* _Problem details_: Lines containing "Oase" are to be counted. Report the count alone.

(begin)

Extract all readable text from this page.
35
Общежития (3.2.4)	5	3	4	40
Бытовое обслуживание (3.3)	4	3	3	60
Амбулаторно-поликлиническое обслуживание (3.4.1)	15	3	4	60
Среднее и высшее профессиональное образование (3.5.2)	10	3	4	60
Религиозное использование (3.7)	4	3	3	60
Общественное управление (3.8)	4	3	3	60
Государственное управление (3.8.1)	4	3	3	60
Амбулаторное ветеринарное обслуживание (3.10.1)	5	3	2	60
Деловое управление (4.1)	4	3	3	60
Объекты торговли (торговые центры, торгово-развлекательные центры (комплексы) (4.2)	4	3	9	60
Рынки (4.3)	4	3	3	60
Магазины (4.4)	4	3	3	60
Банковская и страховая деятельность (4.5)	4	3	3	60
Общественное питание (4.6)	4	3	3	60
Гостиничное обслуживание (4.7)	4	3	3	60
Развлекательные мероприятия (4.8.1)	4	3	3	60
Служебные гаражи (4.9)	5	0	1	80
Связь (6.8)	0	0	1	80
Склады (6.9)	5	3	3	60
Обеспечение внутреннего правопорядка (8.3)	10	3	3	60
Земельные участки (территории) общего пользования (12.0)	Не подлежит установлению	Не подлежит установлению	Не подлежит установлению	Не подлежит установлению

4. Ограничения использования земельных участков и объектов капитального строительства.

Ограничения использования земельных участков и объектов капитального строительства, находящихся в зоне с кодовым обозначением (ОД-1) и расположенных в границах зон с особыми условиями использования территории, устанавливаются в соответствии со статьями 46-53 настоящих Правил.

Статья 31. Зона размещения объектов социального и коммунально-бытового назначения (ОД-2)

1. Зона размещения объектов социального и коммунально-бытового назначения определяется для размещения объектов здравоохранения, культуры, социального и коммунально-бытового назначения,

(end)
(begin)

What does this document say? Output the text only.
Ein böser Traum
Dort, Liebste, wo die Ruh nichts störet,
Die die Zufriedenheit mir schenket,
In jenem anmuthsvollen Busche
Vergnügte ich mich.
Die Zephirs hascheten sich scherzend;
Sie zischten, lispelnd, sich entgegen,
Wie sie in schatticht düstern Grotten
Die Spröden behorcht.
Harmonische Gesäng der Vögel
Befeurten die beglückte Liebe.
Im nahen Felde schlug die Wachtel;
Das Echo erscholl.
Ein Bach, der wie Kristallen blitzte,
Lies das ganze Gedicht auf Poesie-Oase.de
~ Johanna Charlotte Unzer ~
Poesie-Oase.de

(end)

* _Answer for the task_: 2